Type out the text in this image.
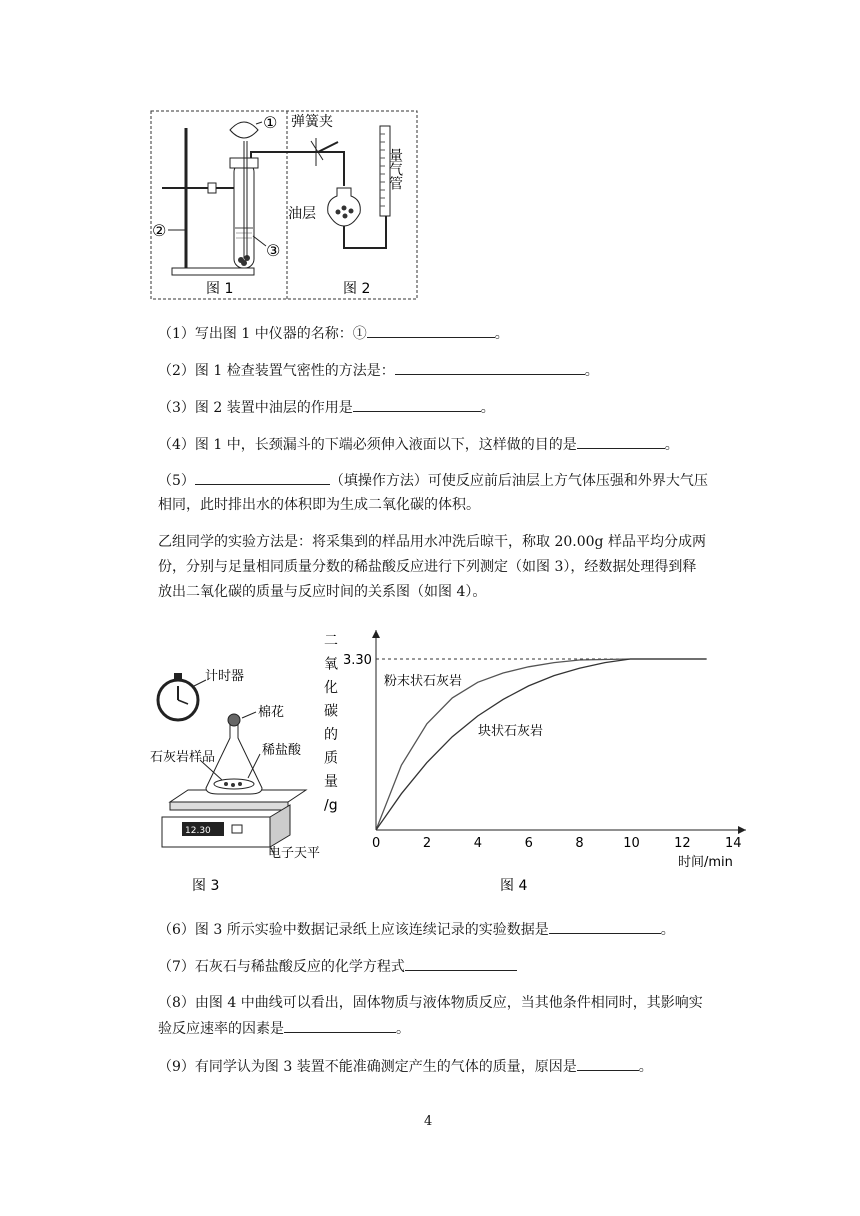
①
②
③
弹簧夹
油层
量气管
图 1	图 2
（1）写出图 1 中仪器的名称：①	。
（2）图 1 检查装置气密性的方法是：	。
（3）图 2 装置中油层的作用是	。
（4）图 1 中，长颈漏斗的下端必须伸入液面以下，这样做的目的是	。
（5）	（填操作方法）可使反应前后油层上方气体压强和外界大气压
相同，此时排出水的体积即为生成二氧化碳的体积。
乙组同学的实验方法是：将采集到的样品用水冲洗后晾干，称取 20.00g 样品平均分成两
份，分别与足量相同质量分数的稀盐酸反应进行下列测定（如图 3），经数据处理得到释
放出二氧化碳的质量与反应时间的关系图（如图 4）。
计时器
12.30
棉花
石灰岩样品	稀盐酸
电子天平
图 3
二
氧
化
碳
的
质
量
/g
0	2	4	6	8	10	12	14
3.30
时间/min
粉末状石灰岩
块状石灰岩
图 4
（6）图 3 所示实验中数据记录纸上应该连续记录的实验数据是	。
（7）石灰石与稀盐酸反应的化学方程式
（8）由图 4 中曲线可以看出，固体物质与液体物质反应，当其他条件相同时，其影响实
验反应速率的因素是	。
（9）有同学认为图 3 装置不能准确测定产生的气体的质量，原因是	。
4
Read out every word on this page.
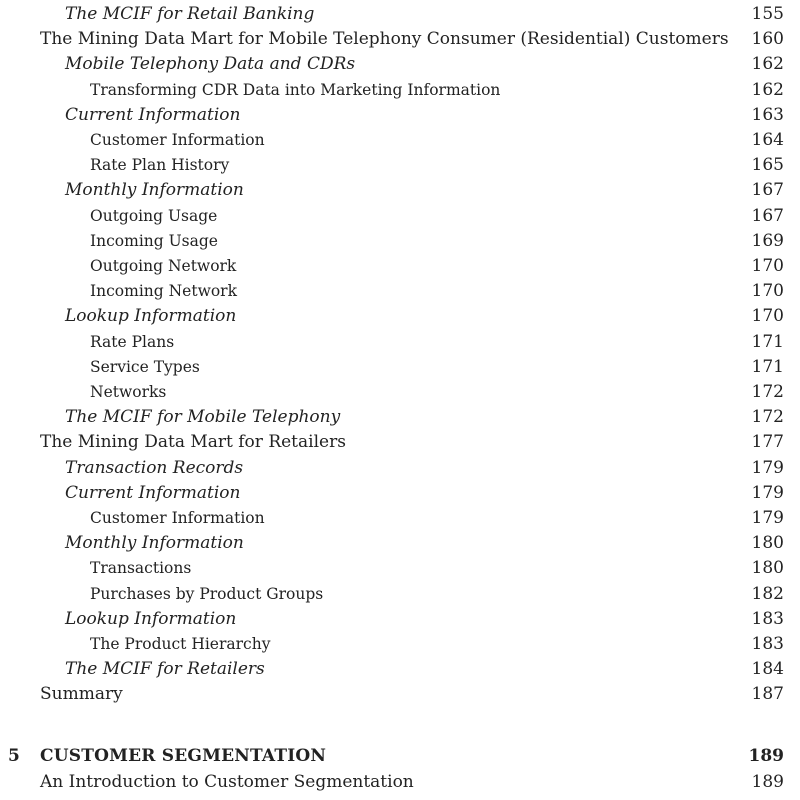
The MCIF for Retail Banking	155
The Mining Data Mart for Mobile Telephony Consumer (Residential) Customers 160
Mobile Telephony Data and CDRs	162
Transforming CDR Data into Marketing Information	162
Current Information	163
Customer Information	164
Rate Plan History	165
Monthly Information	167
Outgoing Usage	167
Incoming Usage	169
Outgoing Network	170
Incoming Network	170
Lookup Information	170
Rate Plans	171
Service Types	171
Networks	172
The MCIF for Mobile Telephony	172
The Mining Data Mart for Retailers	177
Transaction Records	179
Current Information	179
Customer Information	179
Monthly Information	180
Transactions	180
Purchases by Product Groups	182
Lookup Information	183
The Product Hierarchy	183
The MCIF for Retailers	184
Summary	187
5 CUSTOMER SEGMENTATION	189
An Introduction to Customer Segmentation	189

★ ★ ★ ★ ★

[WHAT IS REQUIRED] Quote every line of the records above exactly; no picture is to be copied.

[SOLUTION TO THE PROBLEM]
Type out the text in this image.
①
②
③
弹簧夹
油层
量气管
图 1	图 2
（1）写出图 1 中仪器的名称：①	。
（2）图 1 检查装置气密性的方法是：	。
（3）图 2 装置中油层的作用是	。
（4）图 1 中，长颈漏斗的下端必须伸入液面以下，这样做的目的是	。
（5）	（填操作方法）可使反应前后油层上方气体压强和外界大气压
相同，此时排出水的体积即为生成二氧化碳的体积。
乙组同学的实验方法是：将采集到的样品用水冲洗后晾干，称取 20.00g 样品平均分成两
份，分别与足量相同质量分数的稀盐酸反应进行下列测定（如图 3），经数据处理得到释
放出二氧化碳的质量与反应时间的关系图（如图 4）。
计时器
12.30
棉花
石灰岩样品	稀盐酸
电子天平
图 3
二
氧
化
碳
的
质
量
/g
0	2	4	6	8	10	12	14
3.30
时间/min
粉末状石灰岩
块状石灰岩
图 4
（6）图 3 所示实验中数据记录纸上应该连续记录的实验数据是	。
（7）石灰石与稀盐酸反应的化学方程式
（8）由图 4 中曲线可以看出，固体物质与液体物质反应，当其他条件相同时，其影响实
验反应速率的因素是	。
（9）有同学认为图 3 装置不能准确测定产生的气体的质量，原因是	。
4
Read out every word on this page.
The MCIF for Retail Banking	155
The Mining Data Mart for Mobile Telephony Consumer (Residential) Customers 160
Mobile Telephony Data and CDRs	162
Transforming CDR Data into Marketing Information	162
Current Information	163
Customer Information	164
Rate Plan History	165
Monthly Information	167
Outgoing Usage	167
Incoming Usage	169
Outgoing Network	170
Incoming Network	170
Lookup Information	170
Rate Plans	171
Service Types	171
Networks	172
The MCIF for Mobile Telephony	172
The Mining Data Mart for Retailers	177
Transaction Records	179
Current Information	179
Customer Information	179
Monthly Information	180
Transactions	180
Purchases by Product Groups	182
Lookup Information	183
The Product Hierarchy	183
The MCIF for Retailers	184
Summary	187
5 CUSTOMER SEGMENTATION	189
An Introduction to Customer Segmentation	189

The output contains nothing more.